■ **TASK INSTRUCTIONS**
Repeat the listing in full, preserving every character.

■ **EXTRACTED MATERIAL**
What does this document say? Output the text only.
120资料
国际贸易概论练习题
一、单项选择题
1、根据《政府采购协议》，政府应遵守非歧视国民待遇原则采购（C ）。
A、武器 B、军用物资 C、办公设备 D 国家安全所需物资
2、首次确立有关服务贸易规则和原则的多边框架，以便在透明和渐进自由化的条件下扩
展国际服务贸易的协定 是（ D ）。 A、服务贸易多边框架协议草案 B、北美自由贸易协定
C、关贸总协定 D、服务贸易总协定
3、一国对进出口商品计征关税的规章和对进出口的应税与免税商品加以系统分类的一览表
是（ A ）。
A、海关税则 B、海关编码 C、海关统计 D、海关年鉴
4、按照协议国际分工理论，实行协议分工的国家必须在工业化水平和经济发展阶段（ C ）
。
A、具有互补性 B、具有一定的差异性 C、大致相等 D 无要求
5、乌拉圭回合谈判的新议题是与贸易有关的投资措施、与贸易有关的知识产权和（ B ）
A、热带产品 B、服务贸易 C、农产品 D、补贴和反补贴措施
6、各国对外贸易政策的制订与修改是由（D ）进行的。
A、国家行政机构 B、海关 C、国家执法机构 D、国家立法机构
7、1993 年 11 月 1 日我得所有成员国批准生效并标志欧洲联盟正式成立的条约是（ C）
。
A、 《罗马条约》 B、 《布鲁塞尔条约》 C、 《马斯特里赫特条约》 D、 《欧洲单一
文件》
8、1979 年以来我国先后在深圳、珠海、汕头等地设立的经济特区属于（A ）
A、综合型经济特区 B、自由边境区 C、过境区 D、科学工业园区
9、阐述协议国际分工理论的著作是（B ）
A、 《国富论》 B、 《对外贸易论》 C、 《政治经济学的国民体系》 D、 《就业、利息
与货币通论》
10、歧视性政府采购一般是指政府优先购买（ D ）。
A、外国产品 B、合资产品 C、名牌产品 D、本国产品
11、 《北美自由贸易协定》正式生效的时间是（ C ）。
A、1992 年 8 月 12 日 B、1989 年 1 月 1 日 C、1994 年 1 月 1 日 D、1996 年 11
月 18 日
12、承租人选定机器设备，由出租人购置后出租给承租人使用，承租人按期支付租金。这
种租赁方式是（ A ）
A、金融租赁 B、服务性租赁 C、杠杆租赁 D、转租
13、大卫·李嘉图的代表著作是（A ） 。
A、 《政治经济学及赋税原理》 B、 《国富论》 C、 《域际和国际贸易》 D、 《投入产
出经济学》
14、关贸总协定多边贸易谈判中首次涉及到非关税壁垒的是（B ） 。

■ **ANSWER TO THIS TASK**
What does this document say? Output the text only.
120资料
国际贸易概论练习题
一、单项选择题
1、根据《政府采购协议》，政府应遵守非歧视国民待遇原则采购（C ）。
A、武器 B、军用物资 C、办公设备 D 国家安全所需物资
2、首次确立有关服务贸易规则和原则的多边框架，以便在透明和渐进自由化的条件下扩
展国际服务贸易的协定 是（ D ）。 A、服务贸易多边框架协议草案 B、北美自由贸易协定
C、关贸总协定 D、服务贸易总协定
3、一国对进出口商品计征关税的规章和对进出口的应税与免税商品加以系统分类的一览表
是（ A ）。
A、海关税则 B、海关编码 C、海关统计 D、海关年鉴
4、按照协议国际分工理论，实行协议分工的国家必须在工业化水平和经济发展阶段（ C ）
。
A、具有互补性 B、具有一定的差异性 C、大致相等 D 无要求
5、乌拉圭回合谈判的新议题是与贸易有关的投资措施、与贸易有关的知识产权和（ B ）
A、热带产品 B、服务贸易 C、农产品 D、补贴和反补贴措施
6、各国对外贸易政策的制订与修改是由（D ）进行的。
A、国家行政机构 B、海关 C、国家执法机构 D、国家立法机构
7、1993 年 11 月 1 日我得所有成员国批准生效并标志欧洲联盟正式成立的条约是（ C）
。
A、 《罗马条约》 B、 《布鲁塞尔条约》 C、 《马斯特里赫特条约》 D、 《欧洲单一
文件》
8、1979 年以来我国先后在深圳、珠海、汕头等地设立的经济特区属于（A ）
A、综合型经济特区 B、自由边境区 C、过境区 D、科学工业园区
9、阐述协议国际分工理论的著作是（B ）
A、 《国富论》 B、 《对外贸易论》 C、 《政治经济学的国民体系》 D、 《就业、利息
与货币通论》
10、歧视性政府采购一般是指政府优先购买（ D ）。
A、外国产品 B、合资产品 C、名牌产品 D、本国产品
11、 《北美自由贸易协定》正式生效的时间是（ C ）。
A、1992 年 8 月 12 日 B、1989 年 1 月 1 日 C、1994 年 1 月 1 日 D、1996 年 11
月 18 日
12、承租人选定机器设备，由出租人购置后出租给承租人使用，承租人按期支付租金。这
种租赁方式是（ A ）
A、金融租赁 B、服务性租赁 C、杠杆租赁 D、转租
13、大卫·李嘉图的代表著作是（A ） 。
A、 《政治经济学及赋税原理》 B、 《国富论》 C、 《域际和国际贸易》 D、 《投入产
出经济学》
14、关贸总协定多边贸易谈判中首次涉及到非关税壁垒的是（B ） 。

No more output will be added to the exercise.